Problem requirements: Restate word for word the lines from the one containing "Transcribe the text in this document." through the end of the listing below, with both ends included.

## START Dataset

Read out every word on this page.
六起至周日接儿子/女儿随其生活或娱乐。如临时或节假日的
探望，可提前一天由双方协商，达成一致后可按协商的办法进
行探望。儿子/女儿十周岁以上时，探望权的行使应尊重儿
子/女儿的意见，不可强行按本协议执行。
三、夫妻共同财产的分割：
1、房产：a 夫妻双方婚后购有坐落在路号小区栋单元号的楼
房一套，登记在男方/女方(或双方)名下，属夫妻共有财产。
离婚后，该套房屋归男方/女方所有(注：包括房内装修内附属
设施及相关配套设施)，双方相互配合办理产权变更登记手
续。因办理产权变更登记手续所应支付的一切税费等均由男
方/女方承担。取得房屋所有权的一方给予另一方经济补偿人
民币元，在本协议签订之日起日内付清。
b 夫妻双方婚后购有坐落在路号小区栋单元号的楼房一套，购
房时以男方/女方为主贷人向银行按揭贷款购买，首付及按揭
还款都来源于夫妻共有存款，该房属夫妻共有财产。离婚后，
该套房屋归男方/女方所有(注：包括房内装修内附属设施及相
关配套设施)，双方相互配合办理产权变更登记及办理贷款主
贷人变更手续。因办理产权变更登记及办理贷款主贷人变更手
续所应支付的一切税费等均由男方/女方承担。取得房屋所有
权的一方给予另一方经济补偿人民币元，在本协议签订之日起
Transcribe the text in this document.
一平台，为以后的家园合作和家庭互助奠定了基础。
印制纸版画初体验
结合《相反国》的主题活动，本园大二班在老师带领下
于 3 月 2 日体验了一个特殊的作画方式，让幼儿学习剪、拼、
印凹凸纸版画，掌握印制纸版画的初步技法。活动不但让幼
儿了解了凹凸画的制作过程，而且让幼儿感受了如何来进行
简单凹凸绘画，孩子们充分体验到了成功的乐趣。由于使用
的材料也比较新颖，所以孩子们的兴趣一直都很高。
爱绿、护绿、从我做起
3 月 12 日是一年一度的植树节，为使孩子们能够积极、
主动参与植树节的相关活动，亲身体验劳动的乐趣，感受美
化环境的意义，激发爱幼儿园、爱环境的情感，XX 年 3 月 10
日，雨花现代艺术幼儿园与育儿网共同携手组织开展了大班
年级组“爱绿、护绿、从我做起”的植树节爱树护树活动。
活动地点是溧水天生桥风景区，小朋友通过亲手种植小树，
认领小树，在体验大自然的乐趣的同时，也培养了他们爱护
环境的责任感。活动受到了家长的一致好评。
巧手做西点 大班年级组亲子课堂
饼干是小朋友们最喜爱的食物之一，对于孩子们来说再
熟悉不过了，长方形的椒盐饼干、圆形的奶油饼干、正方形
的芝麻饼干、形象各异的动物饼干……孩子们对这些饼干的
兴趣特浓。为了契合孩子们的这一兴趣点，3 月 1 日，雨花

## END Dataset

Solution:
Transcribe the text in this document.
一平台，为以后的家园合作和家庭互助奠定了基础。
印制纸版画初体验
结合《相反国》的主题活动，本园大二班在老师带领下
于 3 月 2 日体验了一个特殊的作画方式，让幼儿学习剪、拼、
印凹凸纸版画，掌握印制纸版画的初步技法。活动不但让幼
儿了解了凹凸画的制作过程，而且让幼儿感受了如何来进行
简单凹凸绘画，孩子们充分体验到了成功的乐趣。由于使用
的材料也比较新颖，所以孩子们的兴趣一直都很高。
爱绿、护绿、从我做起
3 月 12 日是一年一度的植树节，为使孩子们能够积极、
主动参与植树节的相关活动，亲身体验劳动的乐趣，感受美
化环境的意义，激发爱幼儿园、爱环境的情感，XX 年 3 月 10
日，雨花现代艺术幼儿园与育儿网共同携手组织开展了大班
年级组“爱绿、护绿、从我做起”的植树节爱树护树活动。
活动地点是溧水天生桥风景区，小朋友通过亲手种植小树，
认领小树，在体验大自然的乐趣的同时，也培养了他们爱护
环境的责任感。活动受到了家长的一致好评。
巧手做西点 大班年级组亲子课堂
饼干是小朋友们最喜爱的食物之一，对于孩子们来说再
熟悉不过了，长方形的椒盐饼干、圆形的奶油饼干、正方形
的芝麻饼干、形象各异的动物饼干……孩子们对这些饼干的
兴趣特浓。为了契合孩子们的这一兴趣点，3 月 1 日，雨花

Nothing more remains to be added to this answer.